**TASK INSTRUCTIONS:** Transcribe the material in full, exactly as written.

-=-=-=-=-

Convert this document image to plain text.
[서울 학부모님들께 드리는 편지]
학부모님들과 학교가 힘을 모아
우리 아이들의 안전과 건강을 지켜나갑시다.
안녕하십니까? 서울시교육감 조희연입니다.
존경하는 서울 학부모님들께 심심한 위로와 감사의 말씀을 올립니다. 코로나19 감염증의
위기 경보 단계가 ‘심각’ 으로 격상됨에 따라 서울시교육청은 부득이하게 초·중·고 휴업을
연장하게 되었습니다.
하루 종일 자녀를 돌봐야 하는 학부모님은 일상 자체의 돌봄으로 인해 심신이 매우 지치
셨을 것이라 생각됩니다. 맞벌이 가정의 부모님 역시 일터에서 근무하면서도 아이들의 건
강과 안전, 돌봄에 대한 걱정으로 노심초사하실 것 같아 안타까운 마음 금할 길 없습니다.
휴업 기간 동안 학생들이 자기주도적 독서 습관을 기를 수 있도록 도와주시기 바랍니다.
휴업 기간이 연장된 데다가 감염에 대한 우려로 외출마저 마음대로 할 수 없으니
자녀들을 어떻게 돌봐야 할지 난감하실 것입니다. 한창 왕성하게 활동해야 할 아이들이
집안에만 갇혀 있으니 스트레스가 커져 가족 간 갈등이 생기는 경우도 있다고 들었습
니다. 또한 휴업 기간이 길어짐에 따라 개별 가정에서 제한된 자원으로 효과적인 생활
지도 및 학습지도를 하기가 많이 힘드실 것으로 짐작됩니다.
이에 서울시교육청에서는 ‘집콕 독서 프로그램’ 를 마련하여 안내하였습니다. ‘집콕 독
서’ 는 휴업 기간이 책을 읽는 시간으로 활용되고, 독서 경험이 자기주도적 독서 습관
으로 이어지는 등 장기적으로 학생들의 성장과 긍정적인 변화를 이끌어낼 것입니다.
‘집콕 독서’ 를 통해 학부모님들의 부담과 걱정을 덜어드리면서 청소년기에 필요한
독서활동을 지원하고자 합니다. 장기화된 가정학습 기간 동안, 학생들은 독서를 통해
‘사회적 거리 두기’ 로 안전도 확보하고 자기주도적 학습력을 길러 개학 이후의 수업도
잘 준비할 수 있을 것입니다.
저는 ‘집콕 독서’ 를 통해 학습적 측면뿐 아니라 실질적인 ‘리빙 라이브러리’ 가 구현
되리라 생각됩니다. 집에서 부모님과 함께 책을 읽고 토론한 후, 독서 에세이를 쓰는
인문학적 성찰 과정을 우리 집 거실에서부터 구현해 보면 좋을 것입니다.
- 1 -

-=-=-=-=-

**EXERCISE RESPONSE:**
Convert this document image to plain text.
[서울 학부모님들께 드리는 편지]
학부모님들과 학교가 힘을 모아
우리 아이들의 안전과 건강을 지켜나갑시다.
안녕하십니까? 서울시교육감 조희연입니다.
존경하는 서울 학부모님들께 심심한 위로와 감사의 말씀을 올립니다. 코로나19 감염증의
위기 경보 단계가 ‘심각’ 으로 격상됨에 따라 서울시교육청은 부득이하게 초·중·고 휴업을
연장하게 되었습니다.
하루 종일 자녀를 돌봐야 하는 학부모님은 일상 자체의 돌봄으로 인해 심신이 매우 지치
셨을 것이라 생각됩니다. 맞벌이 가정의 부모님 역시 일터에서 근무하면서도 아이들의 건
강과 안전, 돌봄에 대한 걱정으로 노심초사하실 것 같아 안타까운 마음 금할 길 없습니다.
휴업 기간 동안 학생들이 자기주도적 독서 습관을 기를 수 있도록 도와주시기 바랍니다.
휴업 기간이 연장된 데다가 감염에 대한 우려로 외출마저 마음대로 할 수 없으니
자녀들을 어떻게 돌봐야 할지 난감하실 것입니다. 한창 왕성하게 활동해야 할 아이들이
집안에만 갇혀 있으니 스트레스가 커져 가족 간 갈등이 생기는 경우도 있다고 들었습
니다. 또한 휴업 기간이 길어짐에 따라 개별 가정에서 제한된 자원으로 효과적인 생활
지도 및 학습지도를 하기가 많이 힘드실 것으로 짐작됩니다.
이에 서울시교육청에서는 ‘집콕 독서 프로그램’ 를 마련하여 안내하였습니다. ‘집콕 독
서’ 는 휴업 기간이 책을 읽는 시간으로 활용되고, 독서 경험이 자기주도적 독서 습관
으로 이어지는 등 장기적으로 학생들의 성장과 긍정적인 변화를 이끌어낼 것입니다.
‘집콕 독서’ 를 통해 학부모님들의 부담과 걱정을 덜어드리면서 청소년기에 필요한
독서활동을 지원하고자 합니다. 장기화된 가정학습 기간 동안, 학생들은 독서를 통해
‘사회적 거리 두기’ 로 안전도 확보하고 자기주도적 학습력을 길러 개학 이후의 수업도
잘 준비할 수 있을 것입니다.
저는 ‘집콕 독서’ 를 통해 학습적 측면뿐 아니라 실질적인 ‘리빙 라이브러리’ 가 구현
되리라 생각됩니다. 집에서 부모님과 함께 책을 읽고 토론한 후, 독서 에세이를 쓰는
인문학적 성찰 과정을 우리 집 거실에서부터 구현해 보면 좋을 것입니다.
- 1 -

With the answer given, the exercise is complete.